▶ _Prompt_: Give every line of the data again, unchanged, but with no pictures.

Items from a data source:
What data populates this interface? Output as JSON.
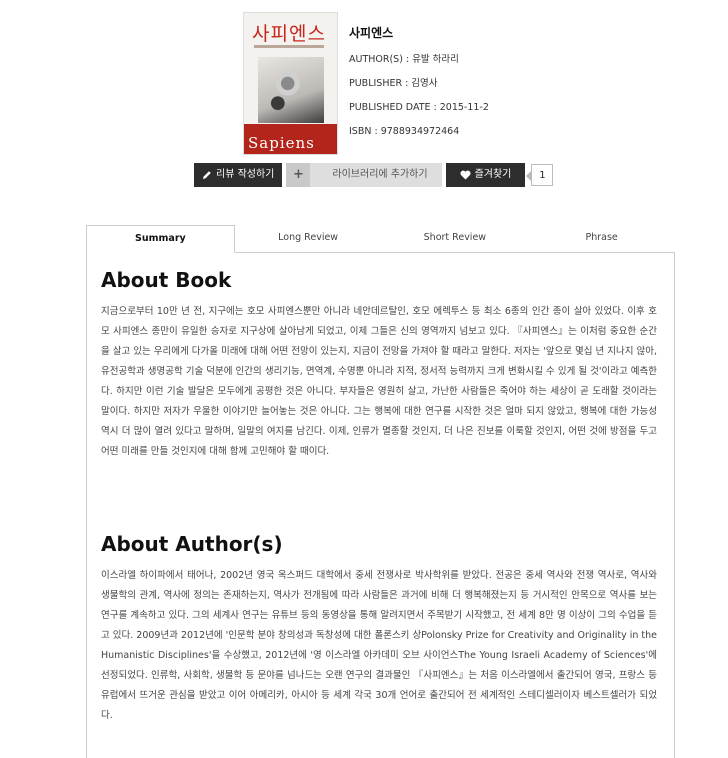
{
  "book": {
    "cover_title_ko": "사피엔스",
    "cover_title_en": "Sapiens",
    "title": "사피엔스",
    "author": "AUTHOR(S) : 유발 하라리",
    "publisher": "PUBLISHER : 김영사",
    "published_date": "PUBLISHED DATE : 2015-11-2",
    "isbn": "ISBN : 9788934972464"
  },
  "actions": {
    "review_label": "리뷰 작성하기",
    "library_label": "라이브러리에 추가하기",
    "favorite_label": "즐겨찾기",
    "favorite_count": "1"
  },
  "tabs": [
    "Summary",
    "Long Review",
    "Short Review",
    "Phrase"
  ],
  "about_book": {
    "heading": "About Book",
    "text": "지금으로부터 10만 년 전, 지구에는 호모 사피엔스뿐만 아니라 네안데르탈인, 호모 에렉투스 등 최소 6종의 인간 종이 살아 있었다. 이후 호모 사피엔스 종만이 유일한 승자로 지구상에 살아남게 되었고, 이제 그들은 신의 영역까지 넘보고 있다. 『사피엔스』는 이처럼 중요한 순간을 살고 있는 우리에게 다가올 미래에 대해 어떤 전망이 있는지, 지금이 전망을 가져야 할 때라고 말한다. 저자는 '앞으로 몇십 년 지나지 않아, 유전공학과 생명공학 기술 덕분에 인간의 생리기능, 면역계, 수명뿐 아니라 지적, 정서적 능력까지 크게 변화시킬 수 있게 될 것'이라고 예측한다. 하지만 이런 기술 발달은 모두에게 공평한 것은 아니다. 부자들은 영원히 살고, 가난한 사람들은 죽어야 하는 세상이 곧 도래할 것이라는 말이다. 하지만 저자가 우울한 이야기만 늘어놓는 것은 아니다. 그는 행복에 대한 연구를 시작한 것은 얼마 되지 않았고, 행복에 대한 가능성 역시 더 많이 열려 있다고 말하며, 일말의 여지를 남긴다. 이제, 인류가 멸종할 것인지, 더 나은 진보를 이룩할 것인지, 어떤 것에 방점을 두고 어떤 미래를 만들 것인지에 대해 함께 고민해야 할 때이다."
  },
  "about_author": {
    "heading": "About Author(s)",
    "text": "이스라엘 하이파에서 태어나, 2002년 영국 옥스퍼드 대학에서 중세 전쟁사로 박사학위를 받았다. 전공은 중세 역사와 전쟁 역사로, 역사와 생물학의 관계, 역사에 정의는 존재하는지, 역사가 전개됨에 따라 사람들은 과거에 비해 더 행복해졌는지 등 거시적인 안목으로 역사를 보는 연구를 계속하고 있다. 그의 세계사 연구는 유튜브 등의 동영상을 통해 알려지면서 주목받기 시작했고, 전 세계 8만 명 이상이 그의 수업을 듣고 있다. 2009년과 2012년에 '인문학 분야 창의성과 독창성에 대한 폴론스키 상Polonsky Prize for Creativity and Originality in the Humanistic Disciplines'을 수상했고, 2012년에 '영 이스라엘 아카데미 오브 사이언스The Young Israeli Academy of Sciences'에 선정되었다. 인류학, 사회학, 생물학 등 문야를 넘나드는 오랜 연구의 결과물인 『사피엔스』는 처음 이스라엘에서 출간되어 영국, 프랑스 등 유럽에서 뜨거운 관심을 받았고 이어 아메리카, 아시아 등 세계 각국 30개 언어로 출간되어 전 세계적인 스테디셀러이자 베스트셀러가 되었다."
  }
}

▶ _Result below_:
What data populates this interface? Output as JSON.
{
  "book": {
    "cover_title_ko": "사피엔스",
    "cover_title_en": "Sapiens",
    "title": "사피엔스",
    "author": "AUTHOR(S) : 유발 하라리",
    "publisher": "PUBLISHER : 김영사",
    "published_date": "PUBLISHED DATE : 2015-11-2",
    "isbn": "ISBN : 9788934972464"
  },
  "actions": {
    "review_label": "리뷰 작성하기",
    "library_label": "라이브러리에 추가하기",
    "favorite_label": "즐겨찾기",
    "favorite_count": "1"
  },
  "tabs": [
    "Summary",
    "Long Review",
    "Short Review",
    "Phrase"
  ],
  "about_book": {
    "heading": "About Book",
    "text": "지금으로부터 10만 년 전, 지구에는 호모 사피엔스뿐만 아니라 네안데르탈인, 호모 에렉투스 등 최소 6종의 인간 종이 살아 있었다. 이후 호모 사피엔스 종만이 유일한 승자로 지구상에 살아남게 되었고, 이제 그들은 신의 영역까지 넘보고 있다. 『사피엔스』는 이처럼 중요한 순간을 살고 있는 우리에게 다가올 미래에 대해 어떤 전망이 있는지, 지금이 전망을 가져야 할 때라고 말한다. 저자는 '앞으로 몇십 년 지나지 않아, 유전공학과 생명공학 기술 덕분에 인간의 생리기능, 면역계, 수명뿐 아니라 지적, 정서적 능력까지 크게 변화시킬 수 있게 될 것'이라고 예측한다. 하지만 이런 기술 발달은 모두에게 공평한 것은 아니다. 부자들은 영원히 살고, 가난한 사람들은 죽어야 하는 세상이 곧 도래할 것이라는 말이다. 하지만 저자가 우울한 이야기만 늘어놓는 것은 아니다. 그는 행복에 대한 연구를 시작한 것은 얼마 되지 않았고, 행복에 대한 가능성 역시 더 많이 열려 있다고 말하며, 일말의 여지를 남긴다. 이제, 인류가 멸종할 것인지, 더 나은 진보를 이룩할 것인지, 어떤 것에 방점을 두고 어떤 미래를 만들 것인지에 대해 함께 고민해야 할 때이다."
  },
  "about_author": {
    "heading": "About Author(s)",
    "text": "이스라엘 하이파에서 태어나, 2002년 영국 옥스퍼드 대학에서 중세 전쟁사로 박사학위를 받았다. 전공은 중세 역사와 전쟁 역사로, 역사와 생물학의 관계, 역사에 정의는 존재하는지, 역사가 전개됨에 따라 사람들은 과거에 비해 더 행복해졌는지 등 거시적인 안목으로 역사를 보는 연구를 계속하고 있다. 그의 세계사 연구는 유튜브 등의 동영상을 통해 알려지면서 주목받기 시작했고, 전 세계 8만 명 이상이 그의 수업을 듣고 있다. 2009년과 2012년에 '인문학 분야 창의성과 독창성에 대한 폴론스키 상Polonsky Prize for Creativity and Originality in the Humanistic Disciplines'을 수상했고, 2012년에 '영 이스라엘 아카데미 오브 사이언스The Young Israeli Academy of Sciences'에 선정되었다. 인류학, 사회학, 생물학 등 문야를 넘나드는 오랜 연구의 결과물인 『사피엔스』는 처음 이스라엘에서 출간되어 영국, 프랑스 등 유럽에서 뜨거운 관심을 받았고 이어 아메리카, 아시아 등 세계 각국 30개 언어로 출간되어 전 세계적인 스테디셀러이자 베스트셀러가 되었다."
  }
}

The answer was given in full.